*** RECORDS SUPPLIED ***
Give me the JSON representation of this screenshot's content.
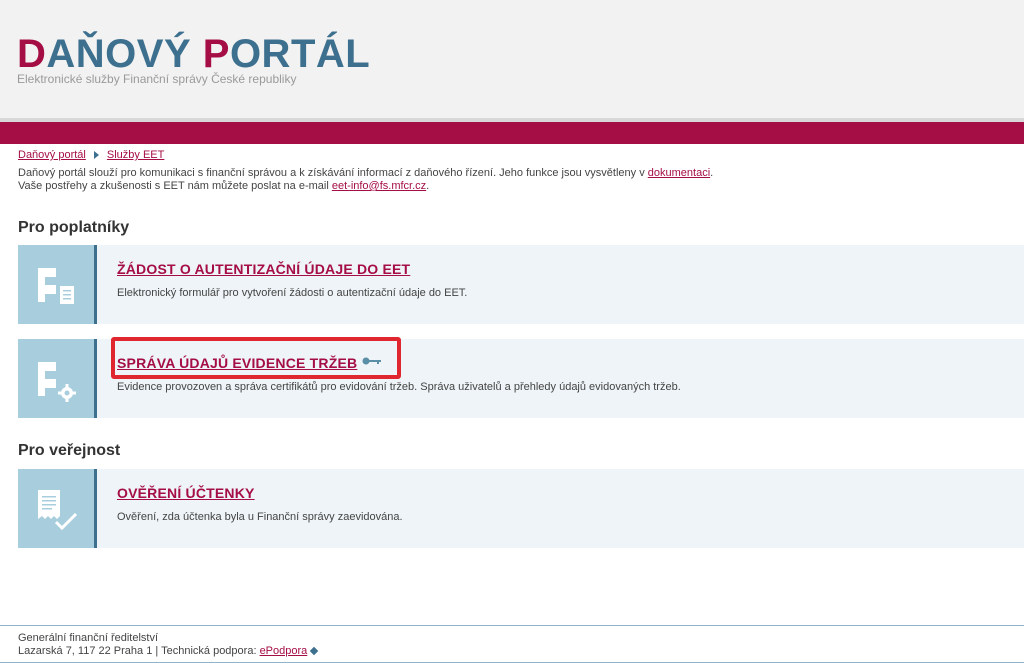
{
  "header": {
    "logo": {
      "part1_cap": "D",
      "part1_rest": "AŇOVÝ ",
      "part2_cap": "P",
      "part2_rest": "ORTÁL"
    },
    "tagline": "Elektronické služby Finanční správy České republiky"
  },
  "breadcrumb": {
    "home": "Daňový portál",
    "current": "Služby EET"
  },
  "intro": {
    "line1_prefix": "Daňový portál slouží pro komunikaci s finanční správou a k získávání informací z daňového řízení. Jeho funkce jsou vysvětleny v ",
    "line1_link": "dokumentaci",
    "line1_suffix": ".",
    "line2_prefix": "Vaše postřehy a zkušenosti s EET nám můžete poslat na e-mail ",
    "line2_link": "eet-info@fs.mfcr.cz",
    "line2_suffix": "."
  },
  "sections": {
    "taxpayers": "Pro poplatníky",
    "public": "Pro veřejnost"
  },
  "cards": {
    "auth": {
      "title": "ŽÁDOST O AUTENTIZAČNÍ ÚDAJE DO EET",
      "desc": "Elektronický formulář pro vytvoření žádosti o autentizační údaje do EET."
    },
    "records": {
      "title": "SPRÁVA ÚDAJŮ EVIDENCE TRŽEB",
      "desc": "Evidence provozoven a správa certifikátů pro evidování tržeb. Správa uživatelů a přehledy údajů evidovaných tržeb."
    },
    "receipt": {
      "title": "OVĚŘENÍ ÚČTENKY",
      "desc": "Ověření, zda účtenka byla u Finanční správy zaevidována."
    }
  },
  "footer": {
    "line1": "Generální finanční ředitelství",
    "line2_prefix": "Lazarská 7, 117 22 Praha 1 | Technická podpora: ",
    "line2_link": "ePodpora"
  },
  "colors": {
    "brand_red": "#a50d45",
    "brand_blue": "#3d6f8e",
    "icon_bg": "#a8cedd",
    "highlight": "#e0262e"
  }
}
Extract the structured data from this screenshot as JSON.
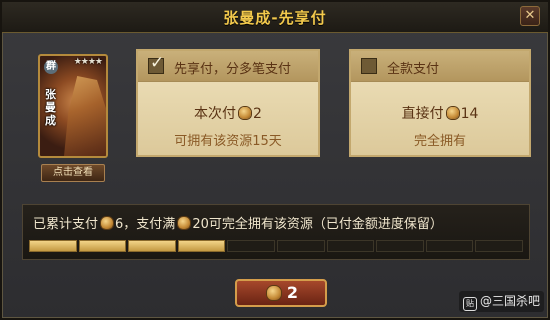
{
  "dialog": {
    "title": "张曼成-先享付",
    "close_icon": "close-icon"
  },
  "character": {
    "name": "张曼成",
    "kingdom": "群",
    "stars": "★★★★"
  },
  "view_button": "点击查看",
  "option_installment": {
    "checked": true,
    "title": "先享付，分多笔支付",
    "line1_prefix": "本次付",
    "line1_amount": "2",
    "line2": "可拥有该资源15天"
  },
  "option_full": {
    "checked": false,
    "title": "全款支付",
    "line1_prefix": "直接付",
    "line1_amount": "14",
    "line2": "完全拥有"
  },
  "progress": {
    "text_part1": "已累计支付",
    "paid": "6",
    "text_part2": "，支付满",
    "total": "20",
    "text_part3": "可完全拥有该资源（已付金额进度保留）",
    "segments_total": 10,
    "segments_filled": 4
  },
  "pay_button": {
    "amount": "2"
  },
  "watermark": "@三国杀吧",
  "colors": {
    "accent_gold": "#f2c94c",
    "progress_fill": "#e0b95e",
    "pay_button": "#8a3520"
  }
}
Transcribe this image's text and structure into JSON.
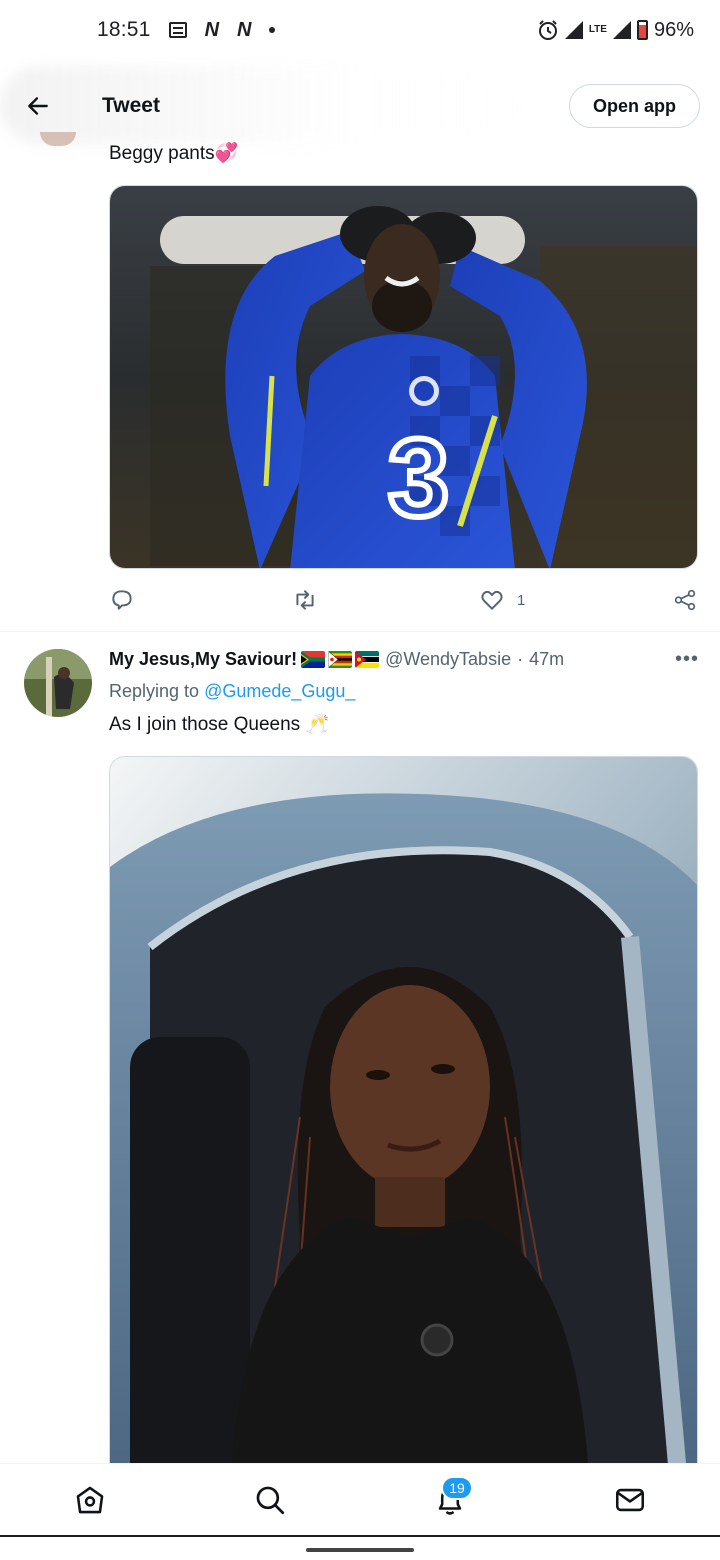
{
  "status_bar": {
    "time": "18:51",
    "network": "LTE",
    "battery": "96%",
    "battery_level": 0.96,
    "icons": [
      "notification-box-icon",
      "n-app-icon",
      "n-app-icon",
      "dot-icon",
      "alarm-icon",
      "signal-icon",
      "signal-icon",
      "battery-icon"
    ]
  },
  "header": {
    "title": "Tweet",
    "open_app_label": "Open app"
  },
  "tweets": [
    {
      "text": "Beggy pants💞",
      "media": "image",
      "actions": {
        "reply_count": "",
        "retweet_count": "",
        "like_count": "1"
      }
    },
    {
      "display_name": "My Jesus,My Saviour!",
      "flags": [
        "south-africa-flag",
        "zimbabwe-flag",
        "mozambique-flag"
      ],
      "handle": "@WendyTabsie",
      "separator": "·",
      "time": "47m",
      "more": "•••",
      "replying_prefix": "Replying to ",
      "replying_handle": "@Gumede_Gugu_",
      "text": "As I join those Queens 🥂",
      "media": "image"
    }
  ],
  "bottom_nav": {
    "items": [
      "home-icon",
      "search-icon",
      "notifications-icon",
      "messages-icon"
    ],
    "notifications_badge": "19"
  },
  "colors": {
    "accent": "#1d9bf0",
    "text": "#0f1419",
    "muted": "#536471",
    "border": "#cfd9de"
  }
}
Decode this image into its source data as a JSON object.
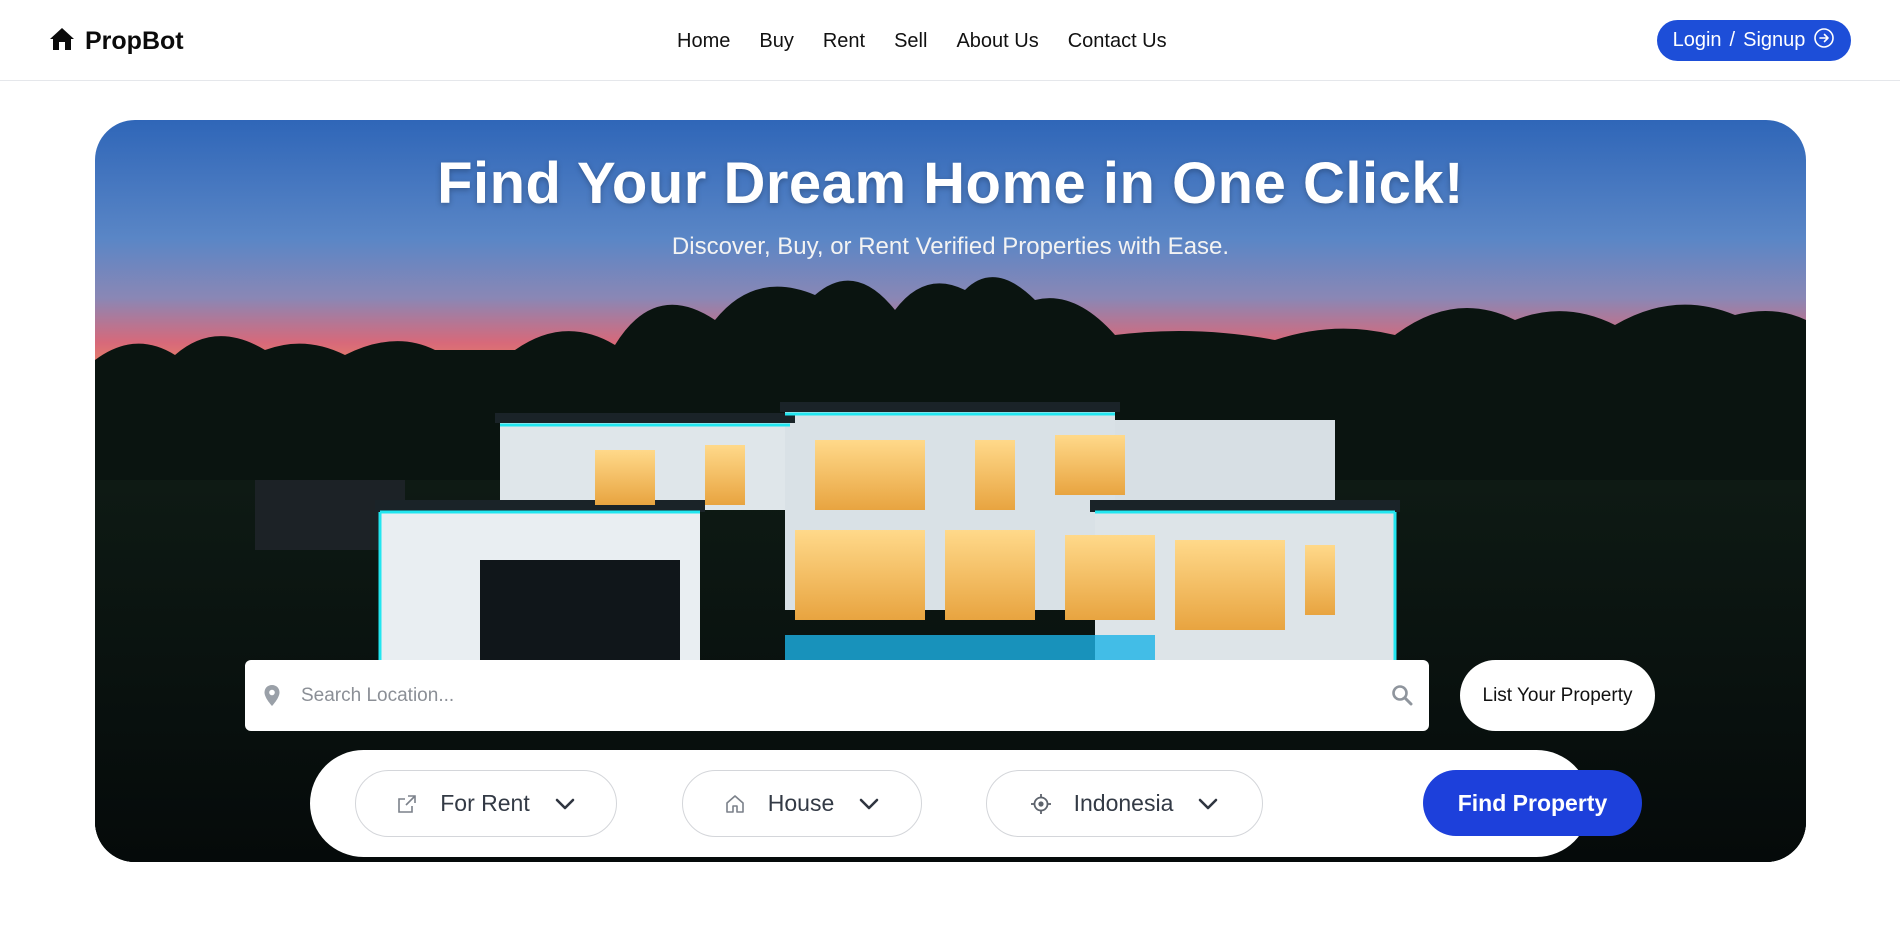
{
  "brand": {
    "name": "PropBot",
    "icon": "home-icon"
  },
  "nav": {
    "items": [
      {
        "label": "Home"
      },
      {
        "label": "Buy"
      },
      {
        "label": "Rent"
      },
      {
        "label": "Sell"
      },
      {
        "label": "About Us"
      },
      {
        "label": "Contact Us"
      }
    ]
  },
  "auth": {
    "login_label": "Login",
    "separator": "/",
    "signup_label": "Signup",
    "icon": "arrow-circle-right-icon"
  },
  "hero": {
    "title": "Find Your Dream Home in One Click!",
    "subtitle": "Discover, Buy, or Rent Verified Properties with Ease."
  },
  "search": {
    "placeholder": "Search Location...",
    "value": "",
    "pin_icon": "map-pin-icon",
    "search_icon": "search-icon"
  },
  "list_property": {
    "label": "List Your Property"
  },
  "filters": {
    "listing_type": {
      "value": "For Rent",
      "icon": "external-link-icon"
    },
    "property_type": {
      "value": "House",
      "icon": "home-outline-icon"
    },
    "country": {
      "value": "Indonesia",
      "icon": "crosshair-icon"
    }
  },
  "find_button": {
    "label": "Find Property"
  },
  "colors": {
    "primary": "#1d4ed8",
    "find_button": "#1d40db",
    "text_dark": "#111111"
  }
}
***
◆ GIVEN EXERCISE ◆
Reproduce all entries without any change, and omit the pictures.

◆ CORRECT OUTPUT ◆
Give me the JSON representation of this screenshot's content.
{
  "header": {
    "logo": {
      "part1_cap": "D",
      "part1_rest": "AŇOVÝ ",
      "part2_cap": "P",
      "part2_rest": "ORTÁL"
    },
    "tagline": "Elektronické služby Finanční správy České republiky"
  },
  "breadcrumb": {
    "home": "Daňový portál",
    "current": "Služby EET"
  },
  "intro": {
    "line1_prefix": "Daňový portál slouží pro komunikaci s finanční správou a k získávání informací z daňového řízení. Jeho funkce jsou vysvětleny v ",
    "line1_link": "dokumentaci",
    "line1_suffix": ".",
    "line2_prefix": "Vaše postřehy a zkušenosti s EET nám můžete poslat na e-mail ",
    "line2_link": "eet-info@fs.mfcr.cz",
    "line2_suffix": "."
  },
  "sections": {
    "taxpayers": "Pro poplatníky",
    "public": "Pro veřejnost"
  },
  "cards": {
    "auth": {
      "title": "ŽÁDOST O AUTENTIZAČNÍ ÚDAJE DO EET",
      "desc": "Elektronický formulář pro vytvoření žádosti o autentizační údaje do EET."
    },
    "records": {
      "title": "SPRÁVA ÚDAJŮ EVIDENCE TRŽEB",
      "desc": "Evidence provozoven a správa certifikátů pro evidování tržeb. Správa uživatelů a přehledy údajů evidovaných tržeb."
    },
    "receipt": {
      "title": "OVĚŘENÍ ÚČTENKY",
      "desc": "Ověření, zda účtenka byla u Finanční správy zaevidována."
    }
  },
  "footer": {
    "line1": "Generální finanční ředitelství",
    "line2_prefix": "Lazarská 7, 117 22 Praha 1 | Technická podpora: ",
    "line2_link": "ePodpora"
  },
  "colors": {
    "brand_red": "#a50d45",
    "brand_blue": "#3d6f8e",
    "icon_bg": "#a8cedd",
    "highlight": "#e0262e"
  }
}
Extract the structured data from this screenshot as JSON.
{
  "dialog": {
    "title": "张曼成-先享付",
    "close_icon": "close-icon"
  },
  "character": {
    "name": "张曼成",
    "kingdom": "群",
    "stars": "★★★★"
  },
  "view_button": "点击查看",
  "option_installment": {
    "checked": true,
    "title": "先享付，分多笔支付",
    "line1_prefix": "本次付",
    "line1_amount": "2",
    "line2": "可拥有该资源15天"
  },
  "option_full": {
    "checked": false,
    "title": "全款支付",
    "line1_prefix": "直接付",
    "line1_amount": "14",
    "line2": "完全拥有"
  },
  "progress": {
    "text_part1": "已累计支付",
    "paid": "6",
    "text_part2": "，支付满",
    "total": "20",
    "text_part3": "可完全拥有该资源（已付金额进度保留）",
    "segments_total": 10,
    "segments_filled": 4
  },
  "pay_button": {
    "amount": "2"
  },
  "watermark": "@三国杀吧",
  "colors": {
    "accent_gold": "#f2c94c",
    "progress_fill": "#e0b95e",
    "pay_button": "#8a3520"
  }
}
Transcribe this image's text and structure into JSON.
{
  "status_bar": {
    "time": "18:51",
    "network": "LTE",
    "battery": "96%",
    "battery_level": 0.96,
    "icons": [
      "notification-box-icon",
      "n-app-icon",
      "n-app-icon",
      "dot-icon",
      "alarm-icon",
      "signal-icon",
      "signal-icon",
      "battery-icon"
    ]
  },
  "header": {
    "title": "Tweet",
    "open_app_label": "Open app"
  },
  "tweets": [
    {
      "text": "Beggy pants💞",
      "media": "image",
      "actions": {
        "reply_count": "",
        "retweet_count": "",
        "like_count": "1"
      }
    },
    {
      "display_name": "My Jesus,My Saviour!",
      "flags": [
        "south-africa-flag",
        "zimbabwe-flag",
        "mozambique-flag"
      ],
      "handle": "@WendyTabsie",
      "separator": "·",
      "time": "47m",
      "more": "•••",
      "replying_prefix": "Replying to ",
      "replying_handle": "@Gumede_Gugu_",
      "text": "As I join those Queens 🥂",
      "media": "image"
    }
  ],
  "bottom_nav": {
    "items": [
      "home-icon",
      "search-icon",
      "notifications-icon",
      "messages-icon"
    ],
    "notifications_badge": "19"
  },
  "colors": {
    "accent": "#1d9bf0",
    "text": "#0f1419",
    "muted": "#536471",
    "border": "#cfd9de"
  }
}
Decode this image into its source data as a JSON object.
{
  "brand": {
    "name": "PropBot",
    "icon": "home-icon"
  },
  "nav": {
    "items": [
      {
        "label": "Home"
      },
      {
        "label": "Buy"
      },
      {
        "label": "Rent"
      },
      {
        "label": "Sell"
      },
      {
        "label": "About Us"
      },
      {
        "label": "Contact Us"
      }
    ]
  },
  "auth": {
    "login_label": "Login",
    "separator": "/",
    "signup_label": "Signup",
    "icon": "arrow-circle-right-icon"
  },
  "hero": {
    "title": "Find Your Dream Home in One Click!",
    "subtitle": "Discover, Buy, or Rent Verified Properties with Ease."
  },
  "search": {
    "placeholder": "Search Location...",
    "value": "",
    "pin_icon": "map-pin-icon",
    "search_icon": "search-icon"
  },
  "list_property": {
    "label": "List Your Property"
  },
  "filters": {
    "listing_type": {
      "value": "For Rent",
      "icon": "external-link-icon"
    },
    "property_type": {
      "value": "House",
      "icon": "home-outline-icon"
    },
    "country": {
      "value": "Indonesia",
      "icon": "crosshair-icon"
    }
  },
  "find_button": {
    "label": "Find Property"
  },
  "colors": {
    "primary": "#1d4ed8",
    "find_button": "#1d40db",
    "text_dark": "#111111"
  }
}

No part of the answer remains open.